* [What you are asked to do]: Give an exact transcription of every line, dropping the images.

* [Input rows]:
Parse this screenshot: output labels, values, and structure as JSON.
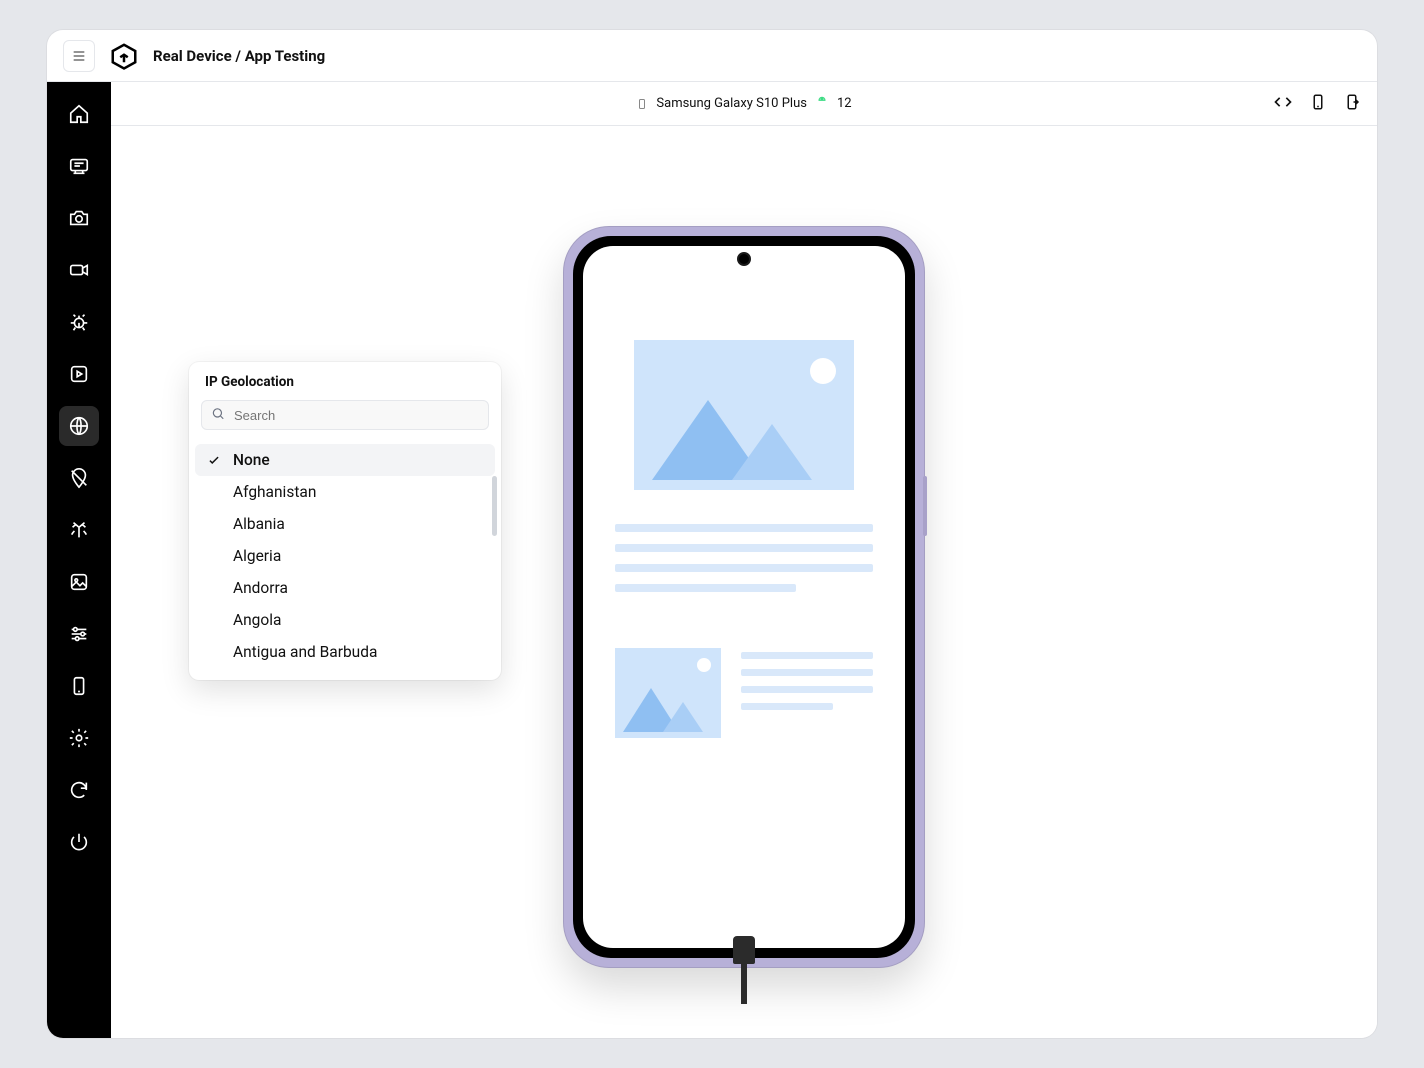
{
  "header": {
    "title": "Real Device / App Testing"
  },
  "deviceBar": {
    "deviceName": "Samsung Galaxy S10 Plus",
    "osVersion": "12"
  },
  "popover": {
    "title": "IP Geolocation",
    "searchPlaceholder": "Search",
    "options": [
      {
        "label": "None",
        "selected": true
      },
      {
        "label": "Afghanistan",
        "selected": false
      },
      {
        "label": "Albania",
        "selected": false
      },
      {
        "label": "Algeria",
        "selected": false
      },
      {
        "label": "Andorra",
        "selected": false
      },
      {
        "label": "Angola",
        "selected": false
      },
      {
        "label": "Antigua and Barbuda",
        "selected": false
      }
    ]
  },
  "sidebar": {
    "items": [
      {
        "name": "home"
      },
      {
        "name": "app"
      },
      {
        "name": "camera"
      },
      {
        "name": "video"
      },
      {
        "name": "bug"
      },
      {
        "name": "play"
      },
      {
        "name": "globe"
      },
      {
        "name": "location-off"
      },
      {
        "name": "network"
      },
      {
        "name": "image"
      },
      {
        "name": "sliders"
      },
      {
        "name": "device"
      },
      {
        "name": "settings"
      },
      {
        "name": "refresh"
      },
      {
        "name": "power"
      }
    ],
    "activeIndex": 6
  }
}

* [Task response]:
Parse this screenshot: output labels, values, and structure as JSON.
{
  "header": {
    "title": "Real Device / App Testing"
  },
  "deviceBar": {
    "deviceName": "Samsung Galaxy S10 Plus",
    "osVersion": "12"
  },
  "popover": {
    "title": "IP Geolocation",
    "searchPlaceholder": "Search",
    "options": [
      {
        "label": "None",
        "selected": true
      },
      {
        "label": "Afghanistan",
        "selected": false
      },
      {
        "label": "Albania",
        "selected": false
      },
      {
        "label": "Algeria",
        "selected": false
      },
      {
        "label": "Andorra",
        "selected": false
      },
      {
        "label": "Angola",
        "selected": false
      },
      {
        "label": "Antigua and Barbuda",
        "selected": false
      }
    ]
  },
  "sidebar": {
    "items": [
      {
        "name": "home"
      },
      {
        "name": "app"
      },
      {
        "name": "camera"
      },
      {
        "name": "video"
      },
      {
        "name": "bug"
      },
      {
        "name": "play"
      },
      {
        "name": "globe"
      },
      {
        "name": "location-off"
      },
      {
        "name": "network"
      },
      {
        "name": "image"
      },
      {
        "name": "sliders"
      },
      {
        "name": "device"
      },
      {
        "name": "settings"
      },
      {
        "name": "refresh"
      },
      {
        "name": "power"
      }
    ],
    "activeIndex": 6
  }
}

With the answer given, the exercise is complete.